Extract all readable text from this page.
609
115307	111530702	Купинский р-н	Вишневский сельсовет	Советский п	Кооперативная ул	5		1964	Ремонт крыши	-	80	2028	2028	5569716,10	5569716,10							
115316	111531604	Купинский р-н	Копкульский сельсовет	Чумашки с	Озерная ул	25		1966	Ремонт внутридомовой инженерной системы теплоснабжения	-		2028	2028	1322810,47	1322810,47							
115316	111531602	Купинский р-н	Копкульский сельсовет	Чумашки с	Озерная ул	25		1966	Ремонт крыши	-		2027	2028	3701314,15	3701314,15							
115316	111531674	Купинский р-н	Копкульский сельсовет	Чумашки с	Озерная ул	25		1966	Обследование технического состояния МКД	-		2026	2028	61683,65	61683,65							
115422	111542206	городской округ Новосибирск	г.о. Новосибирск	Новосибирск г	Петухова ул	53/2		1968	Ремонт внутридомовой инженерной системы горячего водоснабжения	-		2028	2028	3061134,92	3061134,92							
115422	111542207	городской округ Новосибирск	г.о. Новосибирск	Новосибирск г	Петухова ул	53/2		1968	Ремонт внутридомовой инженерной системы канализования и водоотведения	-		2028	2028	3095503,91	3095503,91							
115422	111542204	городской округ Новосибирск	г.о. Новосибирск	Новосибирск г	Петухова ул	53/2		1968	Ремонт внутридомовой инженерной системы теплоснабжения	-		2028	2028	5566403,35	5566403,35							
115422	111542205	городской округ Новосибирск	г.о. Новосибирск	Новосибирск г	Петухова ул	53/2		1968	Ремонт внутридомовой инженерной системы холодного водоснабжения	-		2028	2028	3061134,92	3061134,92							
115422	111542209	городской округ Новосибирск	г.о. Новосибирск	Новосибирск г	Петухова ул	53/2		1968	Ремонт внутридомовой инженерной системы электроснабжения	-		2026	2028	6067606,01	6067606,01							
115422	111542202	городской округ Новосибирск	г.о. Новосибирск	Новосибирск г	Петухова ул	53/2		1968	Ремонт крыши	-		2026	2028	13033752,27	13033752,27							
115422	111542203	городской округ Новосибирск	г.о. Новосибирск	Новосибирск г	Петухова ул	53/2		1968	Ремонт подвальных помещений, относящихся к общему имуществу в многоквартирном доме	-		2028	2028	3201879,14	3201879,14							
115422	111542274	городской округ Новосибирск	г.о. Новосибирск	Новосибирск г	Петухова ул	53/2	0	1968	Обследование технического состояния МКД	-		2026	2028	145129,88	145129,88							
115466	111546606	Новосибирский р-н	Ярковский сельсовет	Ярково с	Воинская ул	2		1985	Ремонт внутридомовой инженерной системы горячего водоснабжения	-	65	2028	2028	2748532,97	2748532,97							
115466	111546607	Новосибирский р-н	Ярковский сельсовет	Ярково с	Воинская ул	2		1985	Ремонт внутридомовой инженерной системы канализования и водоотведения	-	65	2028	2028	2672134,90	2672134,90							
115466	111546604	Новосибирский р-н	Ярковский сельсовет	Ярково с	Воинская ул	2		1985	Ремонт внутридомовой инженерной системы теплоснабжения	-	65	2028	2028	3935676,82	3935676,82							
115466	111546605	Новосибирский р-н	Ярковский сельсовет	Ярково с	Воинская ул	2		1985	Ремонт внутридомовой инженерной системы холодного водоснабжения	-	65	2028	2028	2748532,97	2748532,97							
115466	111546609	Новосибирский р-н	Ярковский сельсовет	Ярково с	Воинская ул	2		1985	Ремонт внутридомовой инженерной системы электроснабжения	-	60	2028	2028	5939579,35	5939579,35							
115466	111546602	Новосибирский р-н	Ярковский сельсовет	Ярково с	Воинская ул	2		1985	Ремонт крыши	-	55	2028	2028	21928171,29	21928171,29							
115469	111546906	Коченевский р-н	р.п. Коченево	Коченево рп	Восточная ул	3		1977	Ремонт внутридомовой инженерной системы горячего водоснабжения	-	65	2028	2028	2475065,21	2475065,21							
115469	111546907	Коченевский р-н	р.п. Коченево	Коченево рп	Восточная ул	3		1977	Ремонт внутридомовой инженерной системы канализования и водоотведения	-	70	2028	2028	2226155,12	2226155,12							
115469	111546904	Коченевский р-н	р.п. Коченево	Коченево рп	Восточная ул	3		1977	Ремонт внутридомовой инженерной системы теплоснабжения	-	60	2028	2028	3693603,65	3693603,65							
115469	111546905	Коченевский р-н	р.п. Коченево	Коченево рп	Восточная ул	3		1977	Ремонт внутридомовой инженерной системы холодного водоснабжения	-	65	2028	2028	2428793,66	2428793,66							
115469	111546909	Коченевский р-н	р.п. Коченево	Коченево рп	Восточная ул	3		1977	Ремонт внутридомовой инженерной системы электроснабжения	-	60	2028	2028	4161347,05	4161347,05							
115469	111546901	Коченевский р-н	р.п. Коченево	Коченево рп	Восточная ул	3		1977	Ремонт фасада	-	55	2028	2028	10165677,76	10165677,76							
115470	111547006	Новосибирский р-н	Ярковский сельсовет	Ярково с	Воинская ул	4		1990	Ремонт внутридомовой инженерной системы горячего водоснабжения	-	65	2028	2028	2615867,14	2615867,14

□ □ □ □ □ □ □

Written exercise: Copy every line in the entries above that has the string "Копкульский" in it.

Answer to this task:
115316	111531604	Купинский р-н	Копкульский сельсовет	Чумашки с	Озерная ул	25		1966	Ремонт внутридомовой инженерной системы теплоснабжения	-		2028	2028	1322810,47	1322810,47							
115316	111531602	Купинский р-н	Копкульский сельсовет	Чумашки с	Озерная ул	25		1966	Ремонт крыши	-		2027	2028	3701314,15	3701314,15							
115316	111531674	Купинский р-н	Копкульский сельсовет	Чумашки с	Озерная ул	25		1966	Обследование технического состояния МКД	-		2026	2028	61683,65	61683,65							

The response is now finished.